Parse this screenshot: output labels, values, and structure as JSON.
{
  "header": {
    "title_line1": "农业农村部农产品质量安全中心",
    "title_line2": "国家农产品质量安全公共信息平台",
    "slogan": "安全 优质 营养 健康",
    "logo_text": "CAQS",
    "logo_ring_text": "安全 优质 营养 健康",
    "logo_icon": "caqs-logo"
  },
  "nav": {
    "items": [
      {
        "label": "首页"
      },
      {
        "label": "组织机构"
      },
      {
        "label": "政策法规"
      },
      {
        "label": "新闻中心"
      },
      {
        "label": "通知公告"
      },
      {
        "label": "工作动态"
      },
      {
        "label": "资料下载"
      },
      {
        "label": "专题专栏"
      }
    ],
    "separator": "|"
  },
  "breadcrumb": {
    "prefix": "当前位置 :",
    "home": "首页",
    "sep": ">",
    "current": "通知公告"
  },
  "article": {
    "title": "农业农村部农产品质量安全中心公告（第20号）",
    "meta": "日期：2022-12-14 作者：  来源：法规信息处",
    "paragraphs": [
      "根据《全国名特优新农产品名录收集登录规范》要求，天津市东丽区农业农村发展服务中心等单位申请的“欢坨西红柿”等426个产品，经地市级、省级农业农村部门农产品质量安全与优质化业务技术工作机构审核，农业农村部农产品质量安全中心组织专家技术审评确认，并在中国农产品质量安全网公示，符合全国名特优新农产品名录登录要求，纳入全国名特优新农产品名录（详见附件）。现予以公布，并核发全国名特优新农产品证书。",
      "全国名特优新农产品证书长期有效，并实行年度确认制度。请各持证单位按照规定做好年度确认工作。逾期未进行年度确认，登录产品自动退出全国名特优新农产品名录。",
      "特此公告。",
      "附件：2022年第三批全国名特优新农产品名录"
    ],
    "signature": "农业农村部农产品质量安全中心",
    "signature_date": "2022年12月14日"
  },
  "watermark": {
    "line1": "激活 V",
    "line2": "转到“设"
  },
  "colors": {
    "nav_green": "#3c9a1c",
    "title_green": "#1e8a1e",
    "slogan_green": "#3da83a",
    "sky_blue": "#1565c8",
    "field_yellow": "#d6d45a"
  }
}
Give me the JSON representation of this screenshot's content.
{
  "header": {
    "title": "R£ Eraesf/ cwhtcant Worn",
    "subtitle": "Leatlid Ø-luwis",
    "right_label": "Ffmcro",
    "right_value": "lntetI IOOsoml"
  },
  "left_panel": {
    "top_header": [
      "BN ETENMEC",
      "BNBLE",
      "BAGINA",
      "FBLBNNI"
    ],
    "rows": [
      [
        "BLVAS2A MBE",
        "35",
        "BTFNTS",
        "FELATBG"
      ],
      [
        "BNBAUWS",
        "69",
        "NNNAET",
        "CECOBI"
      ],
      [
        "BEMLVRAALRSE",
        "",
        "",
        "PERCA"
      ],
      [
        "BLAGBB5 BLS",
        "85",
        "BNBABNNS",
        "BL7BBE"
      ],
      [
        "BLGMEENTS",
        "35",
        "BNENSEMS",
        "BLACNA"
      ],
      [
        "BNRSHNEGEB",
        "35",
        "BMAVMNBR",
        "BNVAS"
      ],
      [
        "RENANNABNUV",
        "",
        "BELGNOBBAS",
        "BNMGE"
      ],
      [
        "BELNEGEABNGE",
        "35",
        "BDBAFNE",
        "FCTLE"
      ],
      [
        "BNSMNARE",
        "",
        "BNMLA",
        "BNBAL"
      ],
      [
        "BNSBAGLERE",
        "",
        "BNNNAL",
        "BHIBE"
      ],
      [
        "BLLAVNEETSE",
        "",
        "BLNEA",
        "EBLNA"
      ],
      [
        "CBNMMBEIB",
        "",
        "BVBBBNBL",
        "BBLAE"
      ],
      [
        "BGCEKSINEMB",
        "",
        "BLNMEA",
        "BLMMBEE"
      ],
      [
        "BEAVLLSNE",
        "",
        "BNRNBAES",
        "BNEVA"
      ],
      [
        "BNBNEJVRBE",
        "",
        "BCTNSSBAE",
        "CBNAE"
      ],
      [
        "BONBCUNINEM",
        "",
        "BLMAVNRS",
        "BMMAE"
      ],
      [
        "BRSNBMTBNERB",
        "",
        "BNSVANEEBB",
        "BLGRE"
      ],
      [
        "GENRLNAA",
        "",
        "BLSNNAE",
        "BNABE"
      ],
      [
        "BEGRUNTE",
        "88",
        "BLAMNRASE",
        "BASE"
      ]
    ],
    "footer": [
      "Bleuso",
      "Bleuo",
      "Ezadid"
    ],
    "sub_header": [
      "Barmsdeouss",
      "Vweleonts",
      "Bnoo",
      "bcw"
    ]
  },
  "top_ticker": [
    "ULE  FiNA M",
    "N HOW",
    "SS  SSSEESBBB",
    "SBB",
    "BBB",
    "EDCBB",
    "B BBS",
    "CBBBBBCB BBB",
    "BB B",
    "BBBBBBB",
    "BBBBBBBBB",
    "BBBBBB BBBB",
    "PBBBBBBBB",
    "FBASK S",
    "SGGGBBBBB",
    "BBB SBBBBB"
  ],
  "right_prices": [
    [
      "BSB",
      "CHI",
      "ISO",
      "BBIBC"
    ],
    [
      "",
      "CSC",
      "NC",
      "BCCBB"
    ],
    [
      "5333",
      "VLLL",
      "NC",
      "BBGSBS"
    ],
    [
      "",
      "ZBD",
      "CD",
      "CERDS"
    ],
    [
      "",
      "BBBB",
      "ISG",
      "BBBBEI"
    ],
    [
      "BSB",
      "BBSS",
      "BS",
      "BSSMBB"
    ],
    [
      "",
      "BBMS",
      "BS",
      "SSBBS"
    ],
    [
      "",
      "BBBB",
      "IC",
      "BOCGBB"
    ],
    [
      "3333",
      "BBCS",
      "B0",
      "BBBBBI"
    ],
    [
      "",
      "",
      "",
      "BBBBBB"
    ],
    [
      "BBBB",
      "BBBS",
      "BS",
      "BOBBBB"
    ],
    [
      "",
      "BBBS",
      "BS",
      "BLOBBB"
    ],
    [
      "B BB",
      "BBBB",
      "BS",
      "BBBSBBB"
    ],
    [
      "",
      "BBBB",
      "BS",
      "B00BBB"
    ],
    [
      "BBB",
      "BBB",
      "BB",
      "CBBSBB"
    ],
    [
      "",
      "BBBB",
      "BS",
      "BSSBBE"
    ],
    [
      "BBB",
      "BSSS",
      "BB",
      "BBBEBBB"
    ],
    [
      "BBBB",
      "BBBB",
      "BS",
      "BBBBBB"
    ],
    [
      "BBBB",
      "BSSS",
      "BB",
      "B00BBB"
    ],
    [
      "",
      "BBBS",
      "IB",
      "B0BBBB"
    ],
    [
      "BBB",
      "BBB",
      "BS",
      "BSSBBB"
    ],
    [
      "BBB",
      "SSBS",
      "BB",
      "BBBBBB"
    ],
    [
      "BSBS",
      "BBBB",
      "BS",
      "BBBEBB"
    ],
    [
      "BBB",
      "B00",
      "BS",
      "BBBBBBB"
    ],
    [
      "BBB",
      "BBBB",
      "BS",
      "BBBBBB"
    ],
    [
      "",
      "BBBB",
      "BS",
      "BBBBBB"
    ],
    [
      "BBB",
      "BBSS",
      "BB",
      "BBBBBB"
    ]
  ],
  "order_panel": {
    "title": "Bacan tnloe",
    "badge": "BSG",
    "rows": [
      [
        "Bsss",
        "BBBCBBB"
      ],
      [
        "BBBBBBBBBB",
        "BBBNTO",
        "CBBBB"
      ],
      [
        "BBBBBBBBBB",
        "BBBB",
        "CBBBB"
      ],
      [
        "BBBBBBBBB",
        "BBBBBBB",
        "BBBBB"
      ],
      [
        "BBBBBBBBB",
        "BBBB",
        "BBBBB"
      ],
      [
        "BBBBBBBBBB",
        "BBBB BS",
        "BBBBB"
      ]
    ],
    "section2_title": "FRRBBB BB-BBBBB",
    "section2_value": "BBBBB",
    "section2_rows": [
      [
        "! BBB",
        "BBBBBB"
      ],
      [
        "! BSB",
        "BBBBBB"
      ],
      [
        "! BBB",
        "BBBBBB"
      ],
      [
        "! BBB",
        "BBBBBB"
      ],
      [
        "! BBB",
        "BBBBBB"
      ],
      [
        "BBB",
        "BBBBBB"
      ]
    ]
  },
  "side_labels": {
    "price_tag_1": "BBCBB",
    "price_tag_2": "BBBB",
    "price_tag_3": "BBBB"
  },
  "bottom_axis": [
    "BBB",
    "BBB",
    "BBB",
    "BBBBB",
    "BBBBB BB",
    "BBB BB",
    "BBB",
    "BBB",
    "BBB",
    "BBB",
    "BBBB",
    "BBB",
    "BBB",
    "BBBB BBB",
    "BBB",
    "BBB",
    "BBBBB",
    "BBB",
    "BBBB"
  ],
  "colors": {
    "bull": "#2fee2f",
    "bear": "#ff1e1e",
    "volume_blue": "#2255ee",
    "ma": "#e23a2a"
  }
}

Aim » Copy every line of the entries above in which "JSON" occurs.

Task answer »
Parse this screenshot: output labels, values, and structure as JSON.
Give me the JSON representation of this screenshot's content.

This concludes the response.